> TASK DESCRIPTION: Pick out every line holding the string "this" and copy it.

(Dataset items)
— START —

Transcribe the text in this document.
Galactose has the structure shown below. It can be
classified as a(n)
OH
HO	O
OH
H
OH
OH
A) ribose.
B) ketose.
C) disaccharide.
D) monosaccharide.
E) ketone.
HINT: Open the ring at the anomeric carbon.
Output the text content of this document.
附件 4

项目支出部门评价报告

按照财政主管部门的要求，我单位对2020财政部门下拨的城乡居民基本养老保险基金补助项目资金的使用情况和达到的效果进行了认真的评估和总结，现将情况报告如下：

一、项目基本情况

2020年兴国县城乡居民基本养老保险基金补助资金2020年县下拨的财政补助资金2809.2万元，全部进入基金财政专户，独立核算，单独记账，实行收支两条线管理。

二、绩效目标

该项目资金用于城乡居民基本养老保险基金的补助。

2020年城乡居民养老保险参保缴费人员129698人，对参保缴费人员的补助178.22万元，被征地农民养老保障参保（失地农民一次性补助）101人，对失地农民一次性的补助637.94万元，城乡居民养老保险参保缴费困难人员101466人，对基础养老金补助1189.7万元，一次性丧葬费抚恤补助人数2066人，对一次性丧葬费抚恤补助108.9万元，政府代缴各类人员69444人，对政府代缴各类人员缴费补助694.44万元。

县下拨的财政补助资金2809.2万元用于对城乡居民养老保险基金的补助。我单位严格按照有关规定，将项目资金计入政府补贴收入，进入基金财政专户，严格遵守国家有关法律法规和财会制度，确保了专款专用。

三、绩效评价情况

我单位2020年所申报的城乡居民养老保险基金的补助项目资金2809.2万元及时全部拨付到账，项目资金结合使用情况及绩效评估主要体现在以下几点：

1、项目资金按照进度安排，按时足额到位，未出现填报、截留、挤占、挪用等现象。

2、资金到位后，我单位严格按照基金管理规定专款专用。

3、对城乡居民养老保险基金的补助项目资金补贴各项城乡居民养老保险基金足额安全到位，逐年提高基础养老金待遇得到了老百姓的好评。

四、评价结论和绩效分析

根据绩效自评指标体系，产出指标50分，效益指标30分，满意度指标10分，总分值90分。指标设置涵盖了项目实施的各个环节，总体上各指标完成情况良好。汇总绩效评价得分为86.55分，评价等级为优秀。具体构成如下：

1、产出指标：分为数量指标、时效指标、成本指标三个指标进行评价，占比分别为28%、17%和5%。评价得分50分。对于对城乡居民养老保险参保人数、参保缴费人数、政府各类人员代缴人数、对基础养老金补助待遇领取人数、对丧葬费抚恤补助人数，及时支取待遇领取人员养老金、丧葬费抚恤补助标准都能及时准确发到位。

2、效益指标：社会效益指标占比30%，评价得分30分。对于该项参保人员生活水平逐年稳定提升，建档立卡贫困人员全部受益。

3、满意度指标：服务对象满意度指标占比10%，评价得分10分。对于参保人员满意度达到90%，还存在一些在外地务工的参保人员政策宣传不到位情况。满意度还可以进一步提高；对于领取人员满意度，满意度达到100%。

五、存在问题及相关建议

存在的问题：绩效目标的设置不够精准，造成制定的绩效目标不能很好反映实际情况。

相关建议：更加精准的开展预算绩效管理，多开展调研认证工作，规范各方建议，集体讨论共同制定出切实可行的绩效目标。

— END —

> EXERCISE SOLUTION:
Transcribe the text in this document.
Output the text content of this document.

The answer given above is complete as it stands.